**Challenges:**
**a)** Reproduce the passage of the post about restarting after the holidays from "Thursday, January 26, 2023" up to and including "your life, even.", word for word.
**b)** Carry on the blog post about restarting hobbies after the holidays, picking up right after its last sentence.

**Source document:**
* * * * * * *

Thursday, January 26, 2023

 THE BIG RESTART

January seems to be designated the time to Restart! 

[from Carolyn Tyger]

Restart your hobbies. Restart your regular activities.Restart your exercise program. Restart your life, even.

Every website I visit to learn about watercolor painting has one or more tutorials on how to get started again--the assumption being that we all took time off to celebrate the holidays and forgot all about our previously all-consuming interests.

Really?

I'll grant you: lots of folks go all out with decorating, entertaining, attending programs. And before they even got to that point, they dished out energy in tracking down that elusive "perfect" gift for You Know Who. 

Then there were all the things that had to be done before the arrival of whatever holiday was being celebrated: colored lights to be tested, possibly replaced; dinnerware that always graced the table for the holiday meal(s); candelabra polished; housecleaning or rearranging to accommodate family and guests who needed shelter during the season.

Shopping wasn't confined to gifts--there was also the search for ingredients (sometimes also elusive) to make Uncle Josiah's favorite holiday pudding. And woe betide the shopkeeper who no longer sold that one special addition to the mix--even if he said the company no longer made it so he couldn't order it even if he wanted to.

* * * * * * *

**Data shown:**
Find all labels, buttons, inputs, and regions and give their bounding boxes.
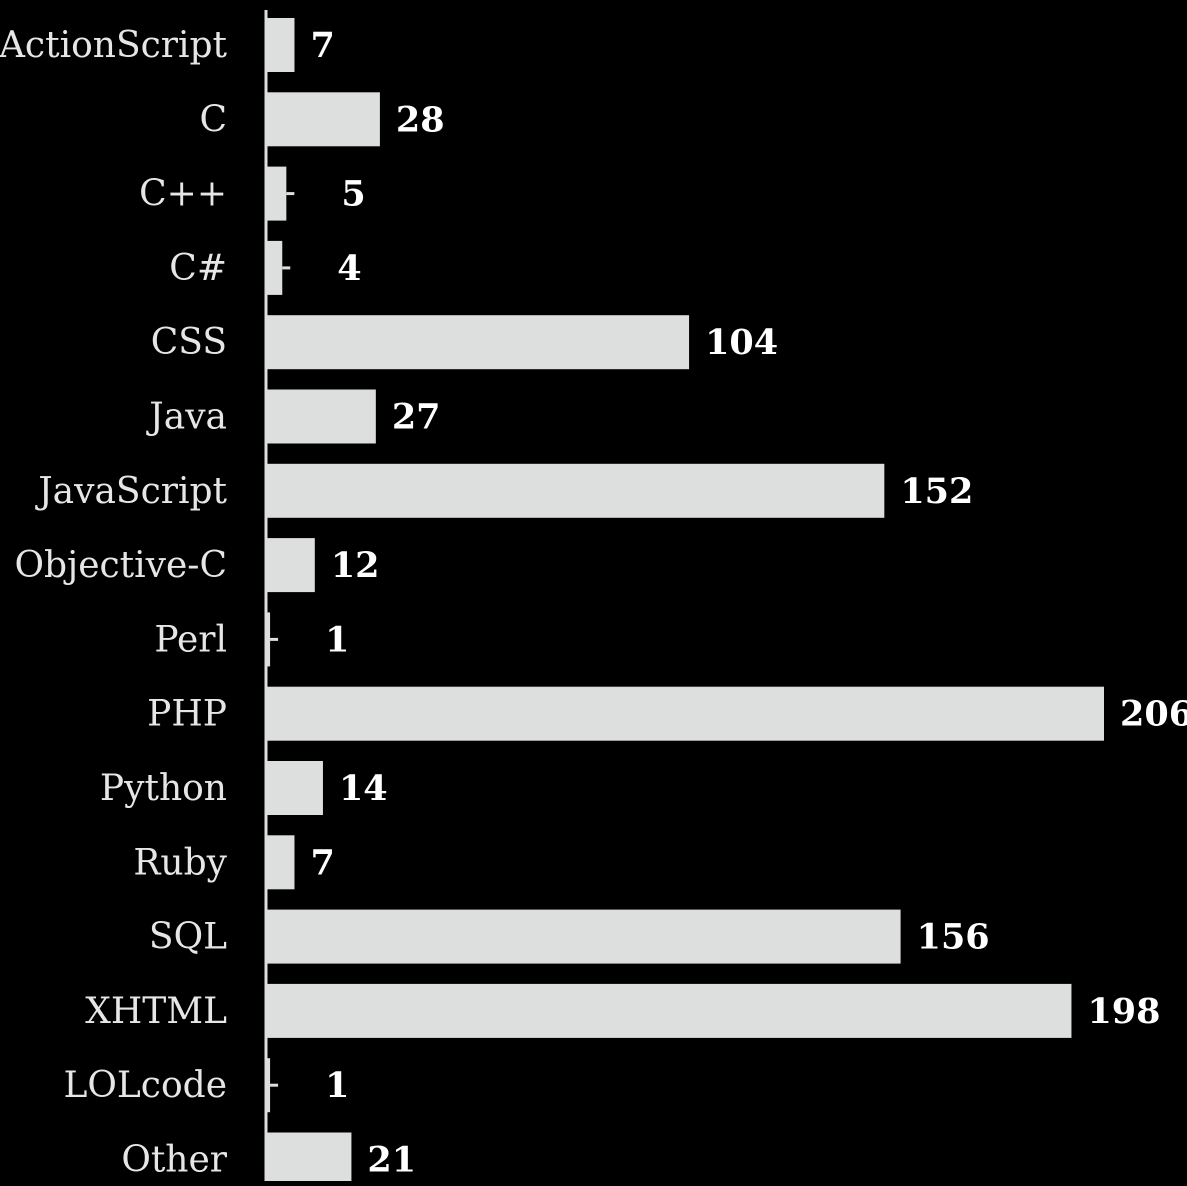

* * * * * * *

**Answer set:**
**a)**
Thursday, January 26, 2023

 THE BIG RESTART

January seems to be designated the time to Restart! 

[from Carolyn Tyger]

Restart your hobbies. Restart your regular activities.Restart your exercise program. Restart your life, even.

**b)**
-----

As you can see--enormous amounts of energy could have been expended beginning 'way back in the autumn and continuing on into the new year. (In case you haven't experienced it, the energy drain takes on a life of its own; by New Year's Day, some folks have no bandwidth for what we used to call Normal Life Activities.)


Losing our bandwidth can create its own set of difficulties:

  • forgetting how to manage the normal 24 hours per day we've always had
  • losing track of simple stuff: how to make microwave popcorn without incinerating it, how long to allow for instant oatmeal so it doesn't turn into super glue, the process for thawing a frozen chicken/turkey/roast safely
  • finding a bag of frozen vegetables ("it's gotta be here somewhere")
You get the idea.

So I can understand the thinking behind all the "let's get a new start" tutorials. The underlying assumption is: We've all been straining our brains and resources doing Other Stuff--we've forgotten how to organize a painting/quilt/family meal.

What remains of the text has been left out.